## [Task goal]
Copy the records below exactly, omitting any pictures they contain.

---- Dataset rows

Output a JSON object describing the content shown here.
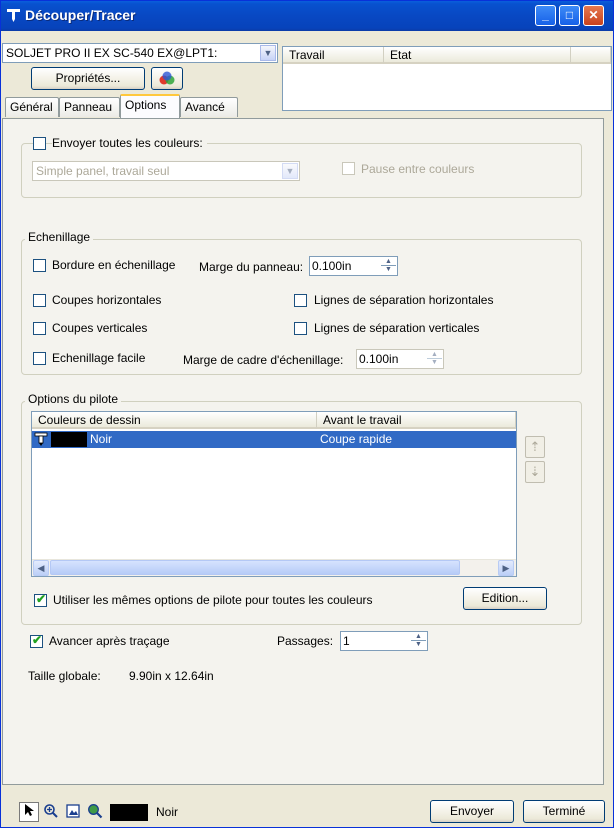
{
  "window": {
    "title": "Découper/Tracer",
    "controls": {
      "minimize": "_",
      "maximize": "□",
      "close": "✕"
    }
  },
  "device": {
    "selected": "SOLJET PRO II EX SC-540 EX@LPT1:",
    "properties_label": "Propriétés..."
  },
  "jobs": {
    "columns": [
      "Travail",
      "Etat"
    ],
    "rows": []
  },
  "tabs": [
    {
      "label": "Général",
      "active": false
    },
    {
      "label": "Panneau",
      "active": false
    },
    {
      "label": "Options",
      "active": true
    },
    {
      "label": "Avancé",
      "active": false
    }
  ],
  "colors": {
    "send_all_label": "Envoyer toutes les couleurs:",
    "send_all_checked": false,
    "mode_value": "Simple panel, travail seul",
    "pause_label": "Pause entre couleurs",
    "pause_checked": false
  },
  "tiling": {
    "title": "Echenillage",
    "border_label": "Bordure en échenillage",
    "panel_margin_label": "Marge du panneau:",
    "panel_margin_value": "0.100in",
    "horizontal_cuts": "Coupes horizontales",
    "horizontal_lines": "Lignes de séparation horizontales",
    "vertical_cuts": "Coupes verticales",
    "vertical_lines": "Lignes de séparation verticales",
    "easy_weeding": "Echenillage facile",
    "frame_margin_label": "Marge de cadre d'échenillage:",
    "frame_margin_value": "0.100in"
  },
  "driver": {
    "title": "Options du pilote",
    "columns": [
      "Couleurs de dessin",
      "Avant le travail"
    ],
    "rows": [
      {
        "color_name": "Noir",
        "swatch": "#000000",
        "before_job": "Coupe rapide"
      }
    ],
    "same_options_label": "Utiliser les mêmes options de pilote pour toutes les couleurs",
    "same_options_checked": true,
    "edit_label": "Edition..."
  },
  "advance": {
    "label": "Avancer après traçage",
    "checked": true,
    "passes_label": "Passages:",
    "passes_value": "1"
  },
  "size": {
    "label": "Taille globale:",
    "value": "9.90in x 12.64in"
  },
  "footer": {
    "current_color": "Noir",
    "current_swatch": "#000000",
    "send_label": "Envoyer",
    "done_label": "Terminé"
  },
  "accent": {
    "title_blue": "#0851cf",
    "selection_blue": "#316ac5",
    "check_green": "#21a121"
  }
}
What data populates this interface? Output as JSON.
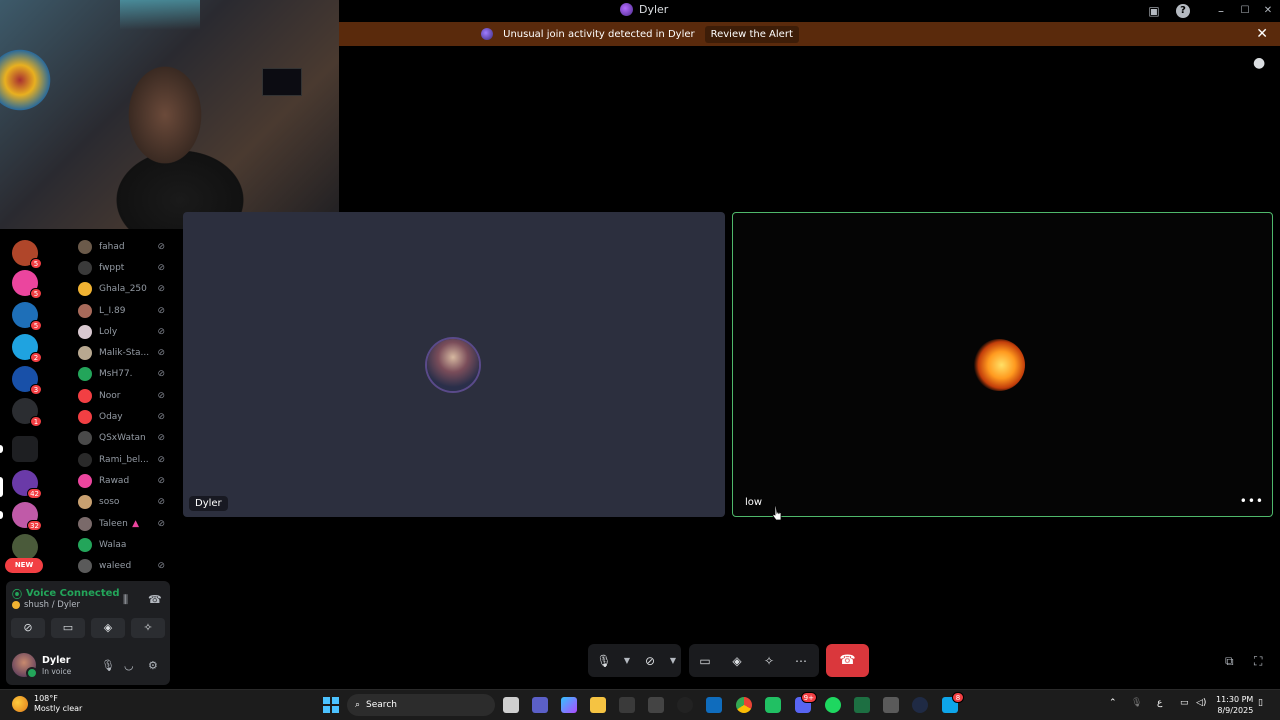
{
  "window": {
    "title": "Dyler",
    "controls": {
      "minimize": "–",
      "maximize": "☐",
      "close": "✕"
    }
  },
  "alert": {
    "message": "Unusual join activity detected in Dyler",
    "button": "Review the Alert"
  },
  "servers": [
    {
      "badge": "5",
      "color": "#b0462a"
    },
    {
      "badge": "5",
      "color": "#eb459e"
    },
    {
      "badge": "5",
      "color": "#1e6fb8"
    },
    {
      "badge": "2",
      "color": "#1fa3e0"
    },
    {
      "badge": "3",
      "color": "#1850a8"
    },
    {
      "badge": "1",
      "color": "#2b2d31"
    },
    {
      "badge": "",
      "color": "#1e1f22"
    },
    {
      "badge": "42",
      "color": "#6a3aa8"
    },
    {
      "badge": "32",
      "color": "#c05aa8"
    },
    {
      "badge": "",
      "color": "#4a5a3a"
    }
  ],
  "new_label": "NEW",
  "members": [
    {
      "name": "fahad",
      "color": "#6b5a4a"
    },
    {
      "name": "fwppt",
      "color": "#3a3a3a"
    },
    {
      "name": "Ghala_250",
      "color": "#f0b232"
    },
    {
      "name": "L_I.89",
      "color": "#a86a5a"
    },
    {
      "name": "Loly",
      "color": "#d8c8d0"
    },
    {
      "name": "Malik-Sta...",
      "color": "#b8a890"
    },
    {
      "name": "MsH77.",
      "color": "#23a55a"
    },
    {
      "name": "Noor",
      "color": "#f23f43"
    },
    {
      "name": "Oday",
      "color": "#f23f43"
    },
    {
      "name": "QSxWatan",
      "color": "#4a4a4a"
    },
    {
      "name": "Rami_bel...",
      "color": "#2a2a2a"
    },
    {
      "name": "Rawad",
      "color": "#eb459e"
    },
    {
      "name": "soso",
      "color": "#c8a070"
    },
    {
      "name": "Taleen",
      "color": "#7a6a6a"
    },
    {
      "name": "Walaa",
      "color": "#23a55a"
    },
    {
      "name": "waleed",
      "color": "#5a5a5a"
    }
  ],
  "voice": {
    "status": "Voice Connected",
    "channel": "shush / Dyler"
  },
  "user": {
    "name": "Dyler",
    "status": "In voice"
  },
  "tiles": [
    {
      "name": "Dyler"
    },
    {
      "name": "low"
    }
  ],
  "taskbar": {
    "weather_temp": "108°F",
    "weather_desc": "Mostly clear",
    "search_placeholder": "Search",
    "time": "11:30 PM",
    "date": "8/9/2025",
    "lang": "ع",
    "discord_badge": "9+",
    "store_badge": "8"
  },
  "colors": {
    "accent_green": "#23a55a",
    "danger": "#da373c",
    "alert_bg": "#5a2a0c"
  }
}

--------

## [Output for this exercise]
Output a JSON object describing the content shown here.
{
  "window": {
    "title": "Découper/Tracer",
    "controls": {
      "minimize": "_",
      "maximize": "□",
      "close": "✕"
    }
  },
  "device": {
    "selected": "SOLJET PRO II EX SC-540 EX@LPT1:",
    "properties_label": "Propriétés..."
  },
  "jobs": {
    "columns": [
      "Travail",
      "Etat"
    ],
    "rows": []
  },
  "tabs": [
    {
      "label": "Général",
      "active": false
    },
    {
      "label": "Panneau",
      "active": false
    },
    {
      "label": "Options",
      "active": true
    },
    {
      "label": "Avancé",
      "active": false
    }
  ],
  "colors": {
    "send_all_label": "Envoyer toutes les couleurs:",
    "send_all_checked": false,
    "mode_value": "Simple panel, travail seul",
    "pause_label": "Pause entre couleurs",
    "pause_checked": false
  },
  "tiling": {
    "title": "Echenillage",
    "border_label": "Bordure en échenillage",
    "panel_margin_label": "Marge du panneau:",
    "panel_margin_value": "0.100in",
    "horizontal_cuts": "Coupes horizontales",
    "horizontal_lines": "Lignes de séparation horizontales",
    "vertical_cuts": "Coupes verticales",
    "vertical_lines": "Lignes de séparation verticales",
    "easy_weeding": "Echenillage facile",
    "frame_margin_label": "Marge de cadre d'échenillage:",
    "frame_margin_value": "0.100in"
  },
  "driver": {
    "title": "Options du pilote",
    "columns": [
      "Couleurs de dessin",
      "Avant le travail"
    ],
    "rows": [
      {
        "color_name": "Noir",
        "swatch": "#000000",
        "before_job": "Coupe rapide"
      }
    ],
    "same_options_label": "Utiliser les mêmes options de pilote pour toutes les couleurs",
    "same_options_checked": true,
    "edit_label": "Edition..."
  },
  "advance": {
    "label": "Avancer après traçage",
    "checked": true,
    "passes_label": "Passages:",
    "passes_value": "1"
  },
  "size": {
    "label": "Taille globale:",
    "value": "9.90in x 12.64in"
  },
  "footer": {
    "current_color": "Noir",
    "current_swatch": "#000000",
    "send_label": "Envoyer",
    "done_label": "Terminé"
  },
  "accent": {
    "title_blue": "#0851cf",
    "selection_blue": "#316ac5",
    "check_green": "#21a121"
  }
}
What data populates this interface? Output as JSON.
{
  "window": {
    "title": "Dyler",
    "controls": {
      "minimize": "–",
      "maximize": "☐",
      "close": "✕"
    }
  },
  "alert": {
    "message": "Unusual join activity detected in Dyler",
    "button": "Review the Alert"
  },
  "servers": [
    {
      "badge": "5",
      "color": "#b0462a"
    },
    {
      "badge": "5",
      "color": "#eb459e"
    },
    {
      "badge": "5",
      "color": "#1e6fb8"
    },
    {
      "badge": "2",
      "color": "#1fa3e0"
    },
    {
      "badge": "3",
      "color": "#1850a8"
    },
    {
      "badge": "1",
      "color": "#2b2d31"
    },
    {
      "badge": "",
      "color": "#1e1f22"
    },
    {
      "badge": "42",
      "color": "#6a3aa8"
    },
    {
      "badge": "32",
      "color": "#c05aa8"
    },
    {
      "badge": "",
      "color": "#4a5a3a"
    }
  ],
  "new_label": "NEW",
  "members": [
    {
      "name": "fahad",
      "color": "#6b5a4a"
    },
    {
      "name": "fwppt",
      "color": "#3a3a3a"
    },
    {
      "name": "Ghala_250",
      "color": "#f0b232"
    },
    {
      "name": "L_I.89",
      "color": "#a86a5a"
    },
    {
      "name": "Loly",
      "color": "#d8c8d0"
    },
    {
      "name": "Malik-Sta...",
      "color": "#b8a890"
    },
    {
      "name": "MsH77.",
      "color": "#23a55a"
    },
    {
      "name": "Noor",
      "color": "#f23f43"
    },
    {
      "name": "Oday",
      "color": "#f23f43"
    },
    {
      "name": "QSxWatan",
      "color": "#4a4a4a"
    },
    {
      "name": "Rami_bel...",
      "color": "#2a2a2a"
    },
    {
      "name": "Rawad",
      "color": "#eb459e"
    },
    {
      "name": "soso",
      "color": "#c8a070"
    },
    {
      "name": "Taleen",
      "color": "#7a6a6a"
    },
    {
      "name": "Walaa",
      "color": "#23a55a"
    },
    {
      "name": "waleed",
      "color": "#5a5a5a"
    }
  ],
  "voice": {
    "status": "Voice Connected",
    "channel": "shush / Dyler"
  },
  "user": {
    "name": "Dyler",
    "status": "In voice"
  },
  "tiles": [
    {
      "name": "Dyler"
    },
    {
      "name": "low"
    }
  ],
  "taskbar": {
    "weather_temp": "108°F",
    "weather_desc": "Mostly clear",
    "search_placeholder": "Search",
    "time": "11:30 PM",
    "date": "8/9/2025",
    "lang": "ع",
    "discord_badge": "9+",
    "store_badge": "8"
  },
  "colors": {
    "accent_green": "#23a55a",
    "danger": "#da373c",
    "alert_bg": "#5a2a0c"
  }
}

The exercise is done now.